About this exercise — Please repeat the whole listing exactly, but leave the pictures out.

Supplied information —
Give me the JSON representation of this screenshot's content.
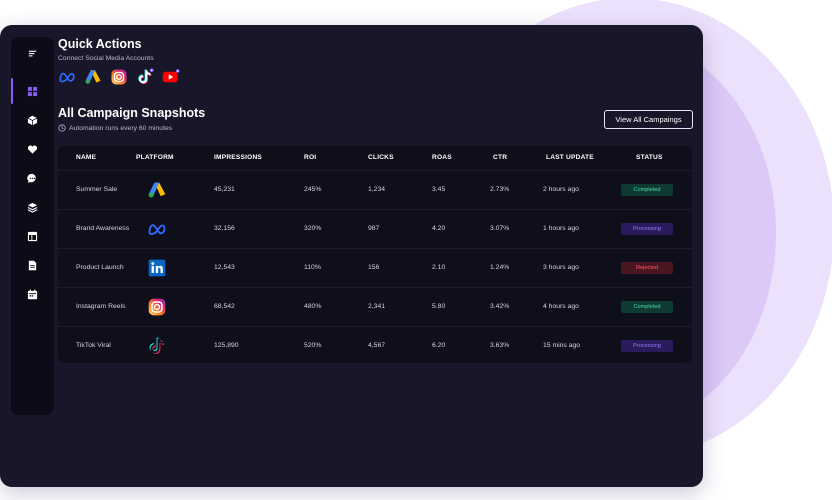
{
  "quick_actions": {
    "title": "Quick Actions",
    "subtitle": "Connect Social Media Accounts",
    "icons": [
      "meta-icon",
      "google-ads-icon",
      "instagram-icon",
      "tiktok-icon",
      "youtube-icon"
    ]
  },
  "snapshots": {
    "title": "All Campaign Snapshots",
    "subtitle": "Automation runs every 60 minutes",
    "view_all_label": "View All Campaings"
  },
  "table": {
    "headers": [
      "NAME",
      "PLATFORM",
      "IMPRESSIONS",
      "ROI",
      "CLICKS",
      "ROAS",
      "CTR",
      "LAST UPDATE",
      "STATUS"
    ],
    "rows": [
      {
        "name": "Summer Sale",
        "platform": "google-ads-icon",
        "impressions": "45,231",
        "roi": "245%",
        "clicks": "1,234",
        "roas": "3.45",
        "ctr": "2.73%",
        "last_update": "2 hours ago",
        "status": "Completed"
      },
      {
        "name": "Brand Awareness",
        "platform": "meta-icon",
        "impressions": "32,156",
        "roi": "320%",
        "clicks": "987",
        "roas": "4.20",
        "ctr": "3.07%",
        "last_update": "1 hours ago",
        "status": "Processing"
      },
      {
        "name": "Product Launch",
        "platform": "linkedin-icon",
        "impressions": "12,543",
        "roi": "110%",
        "clicks": "156",
        "roas": "2.10",
        "ctr": "1.24%",
        "last_update": "3 hours ago",
        "status": "Rejected"
      },
      {
        "name": "Instagram Reels",
        "platform": "instagram-icon",
        "impressions": "68,542",
        "roi": "480%",
        "clicks": "2,341",
        "roas": "5.80",
        "ctr": "3.42%",
        "last_update": "4 hours ago",
        "status": "Completed"
      },
      {
        "name": "TikTok Viral",
        "platform": "tiktok-icon",
        "impressions": "125,890",
        "roi": "520%",
        "clicks": "4,567",
        "roas": "6.20",
        "ctr": "3.63%",
        "last_update": "15 mins ago",
        "status": "Processing"
      }
    ]
  },
  "sidebar": {
    "items": [
      "menu-icon",
      "dashboard-icon",
      "cube-icon",
      "heart-icon",
      "chat-icon",
      "layers-icon",
      "layout-icon",
      "document-icon",
      "calendar-icon"
    ]
  },
  "colors": {
    "accent": "#8b5cf6",
    "completed": "#3ddca1",
    "processing": "#9b7bff",
    "rejected": "#ff5d6d"
  }
}
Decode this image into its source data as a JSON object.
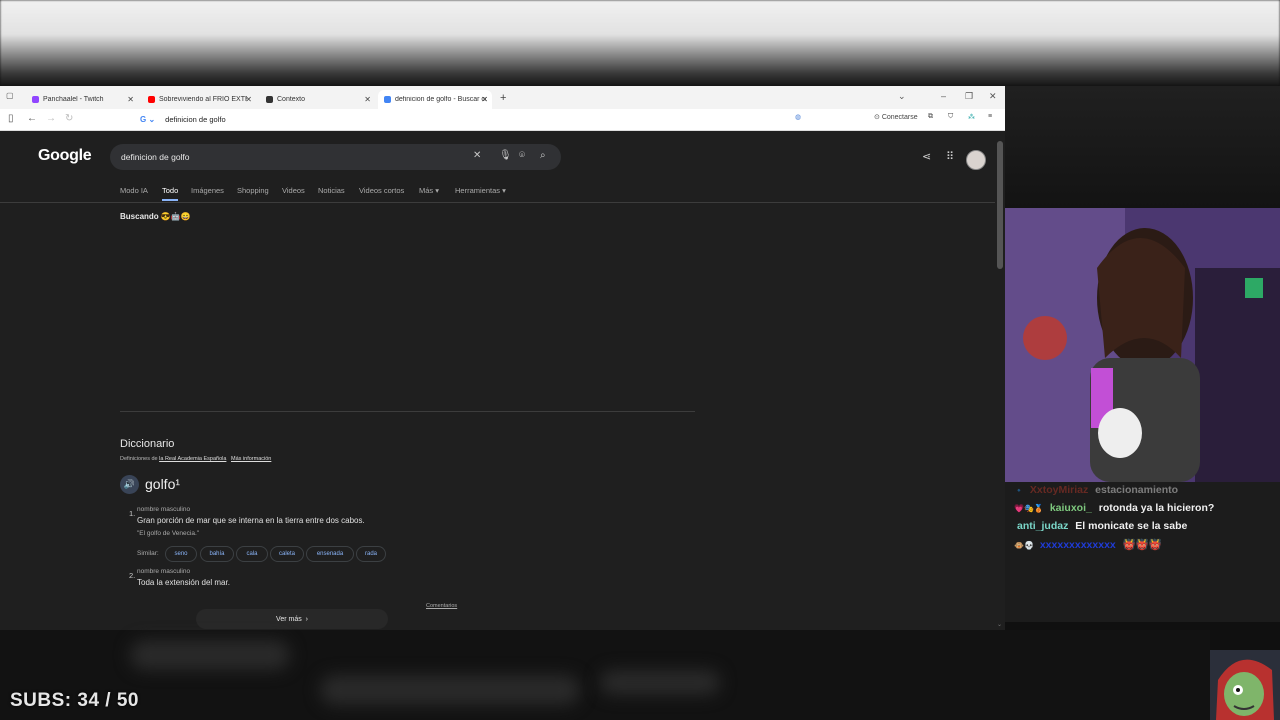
{
  "browser": {
    "tabs": [
      {
        "title": "Panchaalel - Twitch",
        "favicon_color": "#9146ff"
      },
      {
        "title": "Sobreviviendo al FRÍO EXTREM",
        "favicon_color": "#ff0000"
      },
      {
        "title": "Contexto",
        "favicon_color": "#333333"
      },
      {
        "title": "definicion de golfo - Buscar co",
        "favicon_color": "#4285f4"
      }
    ],
    "new_tab": "+",
    "address_value": "definicion de golfo",
    "connect_label": "Conectarse"
  },
  "google": {
    "logo": "Google",
    "query": "definicion de golfo",
    "tabs": [
      "Modo IA",
      "Todo",
      "Imágenes",
      "Shopping",
      "Videos",
      "Noticias",
      "Videos cortos",
      "Más ▾",
      "Herramientas ▾"
    ],
    "searching": "Buscando 😎🤖😄",
    "dictionary": {
      "title": "Diccionario",
      "source_prefix": "Definiciones de ",
      "source_link": "la Real Academia Española",
      "more_info": "Más información",
      "word": "golfo¹",
      "senses": [
        {
          "num": "1.",
          "pos": "nombre masculino",
          "definition": "Gran porción de mar que se interna en la tierra entre dos cabos.",
          "example": "\"El golfo de Venecia.\""
        },
        {
          "num": "2.",
          "pos": "nombre masculino",
          "definition": "Toda la extensión del mar."
        }
      ],
      "similar_label": "Similar:",
      "similar": [
        "seno",
        "bahía",
        "cala",
        "caleta",
        "ensenada",
        "rada"
      ],
      "comments": "Comentarios",
      "see_more": "Ver más"
    }
  },
  "chat": {
    "messages": [
      {
        "badges": "🔹",
        "user": "XxtoyMiriaz",
        "text": "estacionamiento",
        "user_color": "#c0392b"
      },
      {
        "badges": "💗🎭🥉",
        "user": "kaiuxoi_",
        "text": "rotonda ya la hicieron?",
        "user_color": "#7ec87e"
      },
      {
        "badges": "",
        "user": "anti_judaz",
        "text": "El monicate se la sabe",
        "user_color": "#7ad6c8"
      },
      {
        "badges": "🐵💀",
        "user": "xxxxxxxxxxxxx",
        "text": "👹👹👹",
        "user_color": "#1f3bd6"
      }
    ]
  },
  "overlay": {
    "subs": "SUBS: 34 / 50"
  }
}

Answer to this exercise —
Give me the JSON representation of this screenshot's content.
{
  "quick_actions": {
    "title": "Quick Actions",
    "subtitle": "Connect Social Media Accounts",
    "icons": [
      "meta-icon",
      "google-ads-icon",
      "instagram-icon",
      "tiktok-icon",
      "youtube-icon"
    ]
  },
  "snapshots": {
    "title": "All Campaign Snapshots",
    "subtitle": "Automation runs every 60 minutes",
    "view_all_label": "View All Campaings"
  },
  "table": {
    "headers": [
      "NAME",
      "PLATFORM",
      "IMPRESSIONS",
      "ROI",
      "CLICKS",
      "ROAS",
      "CTR",
      "LAST UPDATE",
      "STATUS"
    ],
    "rows": [
      {
        "name": "Summer Sale",
        "platform": "google-ads-icon",
        "impressions": "45,231",
        "roi": "245%",
        "clicks": "1,234",
        "roas": "3.45",
        "ctr": "2.73%",
        "last_update": "2 hours ago",
        "status": "Completed"
      },
      {
        "name": "Brand Awareness",
        "platform": "meta-icon",
        "impressions": "32,156",
        "roi": "320%",
        "clicks": "987",
        "roas": "4.20",
        "ctr": "3.07%",
        "last_update": "1 hours ago",
        "status": "Processing"
      },
      {
        "name": "Product Launch",
        "platform": "linkedin-icon",
        "impressions": "12,543",
        "roi": "110%",
        "clicks": "156",
        "roas": "2.10",
        "ctr": "1.24%",
        "last_update": "3 hours ago",
        "status": "Rejected"
      },
      {
        "name": "Instagram Reels",
        "platform": "instagram-icon",
        "impressions": "68,542",
        "roi": "480%",
        "clicks": "2,341",
        "roas": "5.80",
        "ctr": "3.42%",
        "last_update": "4 hours ago",
        "status": "Completed"
      },
      {
        "name": "TikTok Viral",
        "platform": "tiktok-icon",
        "impressions": "125,890",
        "roi": "520%",
        "clicks": "4,567",
        "roas": "6.20",
        "ctr": "3.63%",
        "last_update": "15 mins ago",
        "status": "Processing"
      }
    ]
  },
  "sidebar": {
    "items": [
      "menu-icon",
      "dashboard-icon",
      "cube-icon",
      "heart-icon",
      "chat-icon",
      "layers-icon",
      "layout-icon",
      "document-icon",
      "calendar-icon"
    ]
  },
  "colors": {
    "accent": "#8b5cf6",
    "completed": "#3ddca1",
    "processing": "#9b7bff",
    "rejected": "#ff5d6d"
  }
}
Decode this image into its source data as a JSON object.
{
  "browser": {
    "tabs": [
      {
        "title": "Panchaalel - Twitch",
        "favicon_color": "#9146ff"
      },
      {
        "title": "Sobreviviendo al FRÍO EXTREM",
        "favicon_color": "#ff0000"
      },
      {
        "title": "Contexto",
        "favicon_color": "#333333"
      },
      {
        "title": "definicion de golfo - Buscar co",
        "favicon_color": "#4285f4"
      }
    ],
    "new_tab": "+",
    "address_value": "definicion de golfo",
    "connect_label": "Conectarse"
  },
  "google": {
    "logo": "Google",
    "query": "definicion de golfo",
    "tabs": [
      "Modo IA",
      "Todo",
      "Imágenes",
      "Shopping",
      "Videos",
      "Noticias",
      "Videos cortos",
      "Más ▾",
      "Herramientas ▾"
    ],
    "searching": "Buscando 😎🤖😄",
    "dictionary": {
      "title": "Diccionario",
      "source_prefix": "Definiciones de ",
      "source_link": "la Real Academia Española",
      "more_info": "Más información",
      "word": "golfo¹",
      "senses": [
        {
          "num": "1.",
          "pos": "nombre masculino",
          "definition": "Gran porción de mar que se interna en la tierra entre dos cabos.",
          "example": "\"El golfo de Venecia.\""
        },
        {
          "num": "2.",
          "pos": "nombre masculino",
          "definition": "Toda la extensión del mar."
        }
      ],
      "similar_label": "Similar:",
      "similar": [
        "seno",
        "bahía",
        "cala",
        "caleta",
        "ensenada",
        "rada"
      ],
      "comments": "Comentarios",
      "see_more": "Ver más"
    }
  },
  "chat": {
    "messages": [
      {
        "badges": "🔹",
        "user": "XxtoyMiriaz",
        "text": "estacionamiento",
        "user_color": "#c0392b"
      },
      {
        "badges": "💗🎭🥉",
        "user": "kaiuxoi_",
        "text": "rotonda ya la hicieron?",
        "user_color": "#7ec87e"
      },
      {
        "badges": "",
        "user": "anti_judaz",
        "text": "El monicate se la sabe",
        "user_color": "#7ad6c8"
      },
      {
        "badges": "🐵💀",
        "user": "xxxxxxxxxxxxx",
        "text": "👹👹👹",
        "user_color": "#1f3bd6"
      }
    ]
  },
  "overlay": {
    "subs": "SUBS: 34 / 50"
  }
}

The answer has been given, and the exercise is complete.